§ **What to work on**
Can you copy word for word the part of the passage on waste-to-energy technologies that opens with the words containing "WtE technologies other" and closes with "be further refined)"?
** Passage shown follows **
WtE technologies other than incineration

There are a number of other new and emerging technologies that are able to produce energy from waste and other fuels without direct combustion. Many of these technologies have the potential to produce more electric power from the same amount of fuel than would be possible by direct combustion. This is mainly due to the separation of corrosive components (ash) from the converted fuel, thereby allowing a higher combustion temperatures in e.g. boilers, gas turbines, internal combustion engines, fuel cells. Some are able to efficiently convert the energy into liquid or gaseous fuels:

Thermal technologies:

• Gasification (produces combustible gas, hydrogen, synthetic fuels)
• Thermal depolymerization (produces synthetic crude oil, which can be further refined)
• Pyrolysis (produces combustible tar/biooil and chars)
• Plasma arc gasification PGP or plasma gasification process (produces rich syngas including hydrogen and carbon monoxide usable for fuel cells or generating electricity to drive the plasma arch, usable vitrified silicate and metal ingots, salt and sulphur)

Non-thermal technologies:

• Anaerobic digestion (Biogas rich on methane)
• Fermentation production (examples are ethanol, lactic acid, hydrogen)
• Mechanical biological treatment (MBT)
** End of Passage shown **
** Record extracts follows **
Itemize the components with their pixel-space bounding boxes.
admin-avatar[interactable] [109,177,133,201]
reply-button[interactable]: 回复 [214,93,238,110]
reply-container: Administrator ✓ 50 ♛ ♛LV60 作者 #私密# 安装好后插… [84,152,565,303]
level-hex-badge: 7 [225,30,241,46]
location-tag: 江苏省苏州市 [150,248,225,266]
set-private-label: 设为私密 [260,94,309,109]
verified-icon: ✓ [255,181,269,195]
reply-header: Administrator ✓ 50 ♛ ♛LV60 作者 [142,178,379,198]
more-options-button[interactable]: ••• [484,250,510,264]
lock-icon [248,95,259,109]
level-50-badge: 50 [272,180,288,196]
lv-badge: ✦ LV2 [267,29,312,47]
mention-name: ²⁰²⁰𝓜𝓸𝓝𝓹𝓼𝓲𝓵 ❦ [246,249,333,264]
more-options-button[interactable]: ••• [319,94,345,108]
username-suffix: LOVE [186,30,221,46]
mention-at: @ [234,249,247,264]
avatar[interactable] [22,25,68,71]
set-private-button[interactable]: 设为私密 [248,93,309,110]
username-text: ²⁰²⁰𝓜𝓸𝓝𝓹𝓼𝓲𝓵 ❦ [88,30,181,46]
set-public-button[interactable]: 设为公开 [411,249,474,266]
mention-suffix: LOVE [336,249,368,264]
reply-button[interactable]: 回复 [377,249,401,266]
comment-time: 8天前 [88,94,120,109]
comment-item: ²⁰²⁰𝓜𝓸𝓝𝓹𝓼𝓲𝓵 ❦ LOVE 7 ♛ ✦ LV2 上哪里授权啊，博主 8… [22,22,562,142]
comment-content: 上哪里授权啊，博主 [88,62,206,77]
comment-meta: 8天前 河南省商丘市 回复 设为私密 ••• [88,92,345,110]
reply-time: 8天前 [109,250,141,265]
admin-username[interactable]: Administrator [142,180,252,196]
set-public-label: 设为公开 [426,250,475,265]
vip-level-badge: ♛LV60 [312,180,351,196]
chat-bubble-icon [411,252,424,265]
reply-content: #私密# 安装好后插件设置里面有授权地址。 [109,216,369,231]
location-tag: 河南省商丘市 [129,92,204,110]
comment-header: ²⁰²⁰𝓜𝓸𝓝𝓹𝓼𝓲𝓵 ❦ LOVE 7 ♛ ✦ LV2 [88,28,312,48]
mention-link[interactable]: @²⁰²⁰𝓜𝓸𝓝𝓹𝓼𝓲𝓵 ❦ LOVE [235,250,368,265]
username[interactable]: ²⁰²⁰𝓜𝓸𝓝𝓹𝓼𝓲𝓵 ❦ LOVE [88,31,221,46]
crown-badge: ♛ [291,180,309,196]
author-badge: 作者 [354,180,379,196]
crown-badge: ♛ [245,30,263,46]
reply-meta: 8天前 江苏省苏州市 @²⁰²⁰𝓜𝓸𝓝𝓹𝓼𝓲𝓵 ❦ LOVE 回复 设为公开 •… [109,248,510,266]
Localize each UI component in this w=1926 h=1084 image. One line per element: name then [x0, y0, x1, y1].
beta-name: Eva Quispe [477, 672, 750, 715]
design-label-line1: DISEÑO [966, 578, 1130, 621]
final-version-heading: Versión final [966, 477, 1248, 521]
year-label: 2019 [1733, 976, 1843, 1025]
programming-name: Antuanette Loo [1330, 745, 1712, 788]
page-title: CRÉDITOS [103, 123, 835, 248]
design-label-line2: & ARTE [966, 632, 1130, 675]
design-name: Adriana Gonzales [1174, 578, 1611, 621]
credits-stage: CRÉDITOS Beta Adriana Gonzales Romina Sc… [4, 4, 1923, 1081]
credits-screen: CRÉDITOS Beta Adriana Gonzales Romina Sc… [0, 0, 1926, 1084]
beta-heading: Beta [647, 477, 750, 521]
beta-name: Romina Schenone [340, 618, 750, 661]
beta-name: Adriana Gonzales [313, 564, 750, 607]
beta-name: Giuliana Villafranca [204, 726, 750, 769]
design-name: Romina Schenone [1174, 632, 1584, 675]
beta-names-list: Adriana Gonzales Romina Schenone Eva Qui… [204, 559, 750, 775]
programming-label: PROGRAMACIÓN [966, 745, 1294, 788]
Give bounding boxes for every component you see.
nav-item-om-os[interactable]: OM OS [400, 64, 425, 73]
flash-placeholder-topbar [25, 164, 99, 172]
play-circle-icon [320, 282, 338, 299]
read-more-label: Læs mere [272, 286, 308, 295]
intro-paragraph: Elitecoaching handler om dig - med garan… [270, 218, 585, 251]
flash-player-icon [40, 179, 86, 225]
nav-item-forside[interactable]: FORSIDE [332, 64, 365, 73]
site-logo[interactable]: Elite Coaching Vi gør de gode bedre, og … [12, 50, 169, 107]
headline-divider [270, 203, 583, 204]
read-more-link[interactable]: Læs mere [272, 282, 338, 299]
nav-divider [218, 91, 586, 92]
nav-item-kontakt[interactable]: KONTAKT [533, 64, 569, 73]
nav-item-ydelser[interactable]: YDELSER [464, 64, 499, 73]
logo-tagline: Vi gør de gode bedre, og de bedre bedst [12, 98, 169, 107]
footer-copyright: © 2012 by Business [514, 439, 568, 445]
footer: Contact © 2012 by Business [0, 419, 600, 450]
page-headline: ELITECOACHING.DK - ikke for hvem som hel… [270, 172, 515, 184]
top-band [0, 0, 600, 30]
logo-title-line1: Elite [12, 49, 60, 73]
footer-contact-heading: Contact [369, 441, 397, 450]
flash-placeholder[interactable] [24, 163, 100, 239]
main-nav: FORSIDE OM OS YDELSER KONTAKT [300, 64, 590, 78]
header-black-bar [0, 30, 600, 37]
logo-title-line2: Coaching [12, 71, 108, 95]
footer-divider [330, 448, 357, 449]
** End of Record extracts **
§ **Task solution**
WtE technologies other than incineration

There are a number of other new and emerging technologies that are able to produce energy from waste and other fuels without direct combustion. Many of these technologies have the potential to produce more electric power from the same amount of fuel than would be possible by direct combustion. This is mainly due to the separation of corrosive components (ash) from the converted fuel, thereby allowing a higher combustion temperatures in e.g. boilers, gas turbines, internal combustion engines, fuel cells. Some are able to efficiently convert the energy into liquid or gaseous fuels:

Thermal technologies:

• Gasification (produces combustible gas, hydrogen, synthetic fuels)
• Thermal depolymerization (produces synthetic crude oil, which can be further refined)